• [To be done]: Compile every line that includes the word "MSLP".

• [Task input]:
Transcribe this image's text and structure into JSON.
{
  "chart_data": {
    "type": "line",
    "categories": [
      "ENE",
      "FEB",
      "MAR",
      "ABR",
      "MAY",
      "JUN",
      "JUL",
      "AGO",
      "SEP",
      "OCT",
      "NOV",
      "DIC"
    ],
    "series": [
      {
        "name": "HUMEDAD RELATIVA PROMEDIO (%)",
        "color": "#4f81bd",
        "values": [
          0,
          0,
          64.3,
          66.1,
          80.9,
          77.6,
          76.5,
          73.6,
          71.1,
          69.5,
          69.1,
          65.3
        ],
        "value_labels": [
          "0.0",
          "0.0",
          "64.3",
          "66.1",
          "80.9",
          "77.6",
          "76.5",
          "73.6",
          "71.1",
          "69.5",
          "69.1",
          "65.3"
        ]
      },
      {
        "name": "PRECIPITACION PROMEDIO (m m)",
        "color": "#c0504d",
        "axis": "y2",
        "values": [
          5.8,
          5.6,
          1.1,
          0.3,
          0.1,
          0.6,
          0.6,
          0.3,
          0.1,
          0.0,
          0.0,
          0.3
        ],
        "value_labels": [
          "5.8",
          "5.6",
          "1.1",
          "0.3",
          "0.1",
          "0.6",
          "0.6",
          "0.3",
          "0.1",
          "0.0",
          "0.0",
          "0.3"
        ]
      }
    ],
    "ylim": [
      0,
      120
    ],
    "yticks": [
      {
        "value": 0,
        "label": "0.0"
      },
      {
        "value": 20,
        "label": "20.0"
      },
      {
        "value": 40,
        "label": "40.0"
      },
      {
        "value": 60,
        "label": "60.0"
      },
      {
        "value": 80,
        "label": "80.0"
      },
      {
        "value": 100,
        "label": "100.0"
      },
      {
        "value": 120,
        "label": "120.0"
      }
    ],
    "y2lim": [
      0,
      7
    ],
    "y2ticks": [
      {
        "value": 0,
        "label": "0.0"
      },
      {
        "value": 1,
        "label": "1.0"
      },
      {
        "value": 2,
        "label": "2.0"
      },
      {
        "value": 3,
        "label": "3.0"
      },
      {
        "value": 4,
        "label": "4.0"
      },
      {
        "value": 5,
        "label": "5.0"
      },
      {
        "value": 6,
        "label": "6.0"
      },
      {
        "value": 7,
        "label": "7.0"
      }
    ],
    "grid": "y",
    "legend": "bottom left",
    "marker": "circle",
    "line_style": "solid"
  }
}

---

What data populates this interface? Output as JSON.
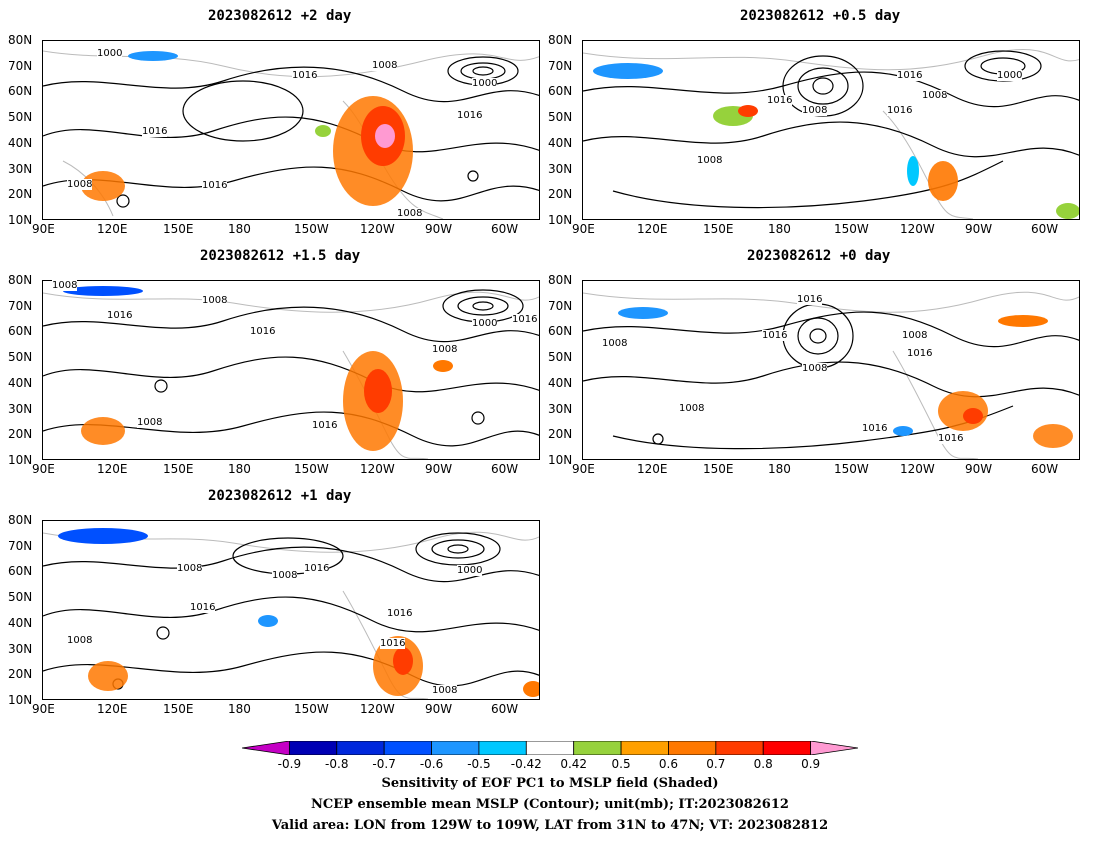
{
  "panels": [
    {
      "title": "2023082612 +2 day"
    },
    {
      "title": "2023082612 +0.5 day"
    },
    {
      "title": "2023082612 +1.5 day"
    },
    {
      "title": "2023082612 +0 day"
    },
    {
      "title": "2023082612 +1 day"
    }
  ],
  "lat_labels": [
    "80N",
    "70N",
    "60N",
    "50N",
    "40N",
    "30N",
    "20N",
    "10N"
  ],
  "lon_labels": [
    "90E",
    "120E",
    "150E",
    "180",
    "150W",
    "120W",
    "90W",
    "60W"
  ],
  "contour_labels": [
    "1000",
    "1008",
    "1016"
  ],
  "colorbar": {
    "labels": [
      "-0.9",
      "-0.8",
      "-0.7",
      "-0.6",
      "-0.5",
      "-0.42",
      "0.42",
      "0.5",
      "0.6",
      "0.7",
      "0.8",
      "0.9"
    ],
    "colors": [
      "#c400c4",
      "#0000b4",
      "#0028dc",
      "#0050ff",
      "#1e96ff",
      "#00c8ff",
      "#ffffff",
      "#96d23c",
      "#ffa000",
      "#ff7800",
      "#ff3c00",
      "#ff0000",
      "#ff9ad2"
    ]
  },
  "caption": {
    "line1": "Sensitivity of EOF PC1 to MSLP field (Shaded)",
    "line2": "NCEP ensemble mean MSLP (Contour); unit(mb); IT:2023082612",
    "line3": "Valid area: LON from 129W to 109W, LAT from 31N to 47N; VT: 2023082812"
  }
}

• [Solution]:
    "line1": "Sensitivity of EOF PC1 to MSLP field (Shaded)",
    "line2": "NCEP ensemble mean MSLP (Contour); unit(mb); IT:2023082612",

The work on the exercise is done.